Exercise input
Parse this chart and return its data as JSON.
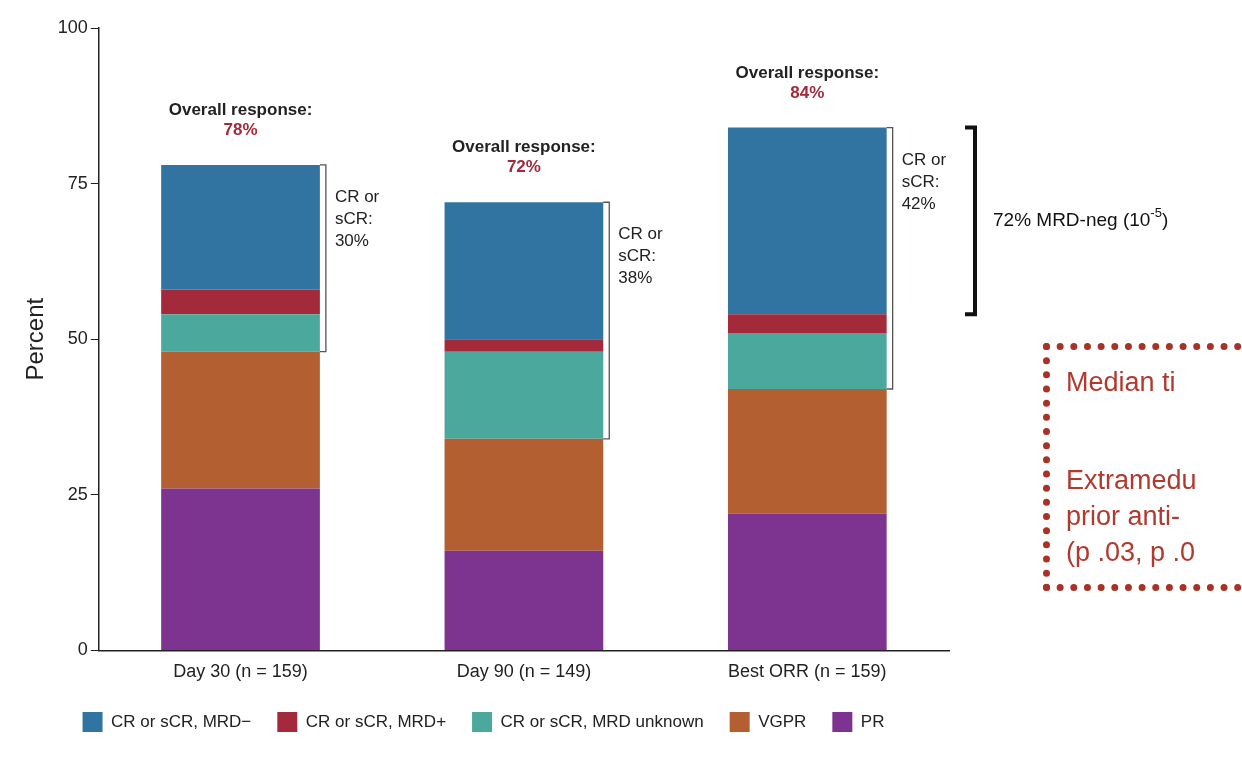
{
  "chart_data": {
    "type": "bar",
    "stacked": true,
    "ylabel": "Percent",
    "categories": [
      "Day 30 (n = 159)",
      "Day 90 (n = 149)",
      "Best ORR (n = 159)"
    ],
    "series": [
      {
        "name": "PR",
        "color": "#7d3490",
        "values": [
          26,
          16,
          22
        ]
      },
      {
        "name": "VGPR",
        "color": "#b35f32",
        "values": [
          22,
          18,
          20
        ]
      },
      {
        "name": "CR or sCR, MRD unknown",
        "color": "#4ba89c",
        "values": [
          6,
          14,
          9
        ]
      },
      {
        "name": "CR or sCR, MRD+",
        "color": "#a32a3a",
        "values": [
          4,
          2,
          3
        ]
      },
      {
        "name": "CR or sCR, MRD−",
        "color": "#3274a1",
        "values": [
          20,
          22,
          30
        ]
      }
    ],
    "totals": [
      "78%",
      "72%",
      "84%"
    ],
    "ylim": [
      0,
      100
    ],
    "yticks": [
      0,
      25,
      50,
      75,
      100
    ],
    "grid": false,
    "legend": "bottom",
    "annotations": [
      {
        "text": "Overall response:",
        "x": "Day 30 (n = 159)",
        "y": 78
      },
      {
        "text": "Overall response:",
        "x": "Day 90 (n = 149)",
        "y": 72
      },
      {
        "text": "Overall response:",
        "x": "Best ORR (n = 159)",
        "y": 84
      },
      "CR or sCR: 30%",
      "CR or sCR: 38%",
      "CR or sCR: 42%",
      "72% MRD-neg (10$^{-5}$)",
      "Median ti",
      "Extramedu",
      "prior anti-",
      "(p .03, p .0"
    ]
  }
}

Instructions for the task
Look over the listing above. Pick out and copy every line that includes "color".

Response to the exercise
        "color": "#7d3490",
        "color": "#b35f32",
        "color": "#4ba89c",
        "color": "#a32a3a",
        "color": "#3274a1",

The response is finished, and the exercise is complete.